-- Begin DATA TO USE --
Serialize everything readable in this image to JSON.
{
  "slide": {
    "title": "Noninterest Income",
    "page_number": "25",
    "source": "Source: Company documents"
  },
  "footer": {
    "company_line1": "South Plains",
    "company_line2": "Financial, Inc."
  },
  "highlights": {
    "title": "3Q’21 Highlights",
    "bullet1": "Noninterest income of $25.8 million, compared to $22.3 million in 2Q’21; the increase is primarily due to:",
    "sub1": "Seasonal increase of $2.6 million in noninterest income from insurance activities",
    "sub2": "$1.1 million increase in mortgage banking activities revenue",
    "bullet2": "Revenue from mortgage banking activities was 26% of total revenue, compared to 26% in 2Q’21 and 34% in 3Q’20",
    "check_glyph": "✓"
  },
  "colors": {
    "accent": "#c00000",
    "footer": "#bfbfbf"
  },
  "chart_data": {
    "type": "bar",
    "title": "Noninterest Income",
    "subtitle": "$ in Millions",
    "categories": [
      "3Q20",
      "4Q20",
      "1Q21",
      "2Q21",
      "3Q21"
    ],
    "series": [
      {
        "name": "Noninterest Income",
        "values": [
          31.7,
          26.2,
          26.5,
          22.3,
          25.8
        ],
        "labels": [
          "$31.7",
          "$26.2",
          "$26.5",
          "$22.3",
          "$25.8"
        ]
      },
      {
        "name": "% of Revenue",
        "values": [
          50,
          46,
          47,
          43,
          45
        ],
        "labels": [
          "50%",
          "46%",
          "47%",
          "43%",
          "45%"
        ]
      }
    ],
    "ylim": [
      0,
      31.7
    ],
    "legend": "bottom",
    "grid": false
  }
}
-- End DATA TO USE --
--- GIVEN EXERCISE ---
Find the lines containing "activities" and pull them out.

--- ANSWER TO THIS PROBLEM ---
    "sub1": "Seasonal increase of $2.6 million in noninterest income from insurance activities",
    "sub2": "$1.1 million increase in mortgage banking activities revenue",
    "bullet2": "Revenue from mortgage banking activities was 26% of total revenue, compared to 26% in 2Q’21 and 34% in 3Q’20",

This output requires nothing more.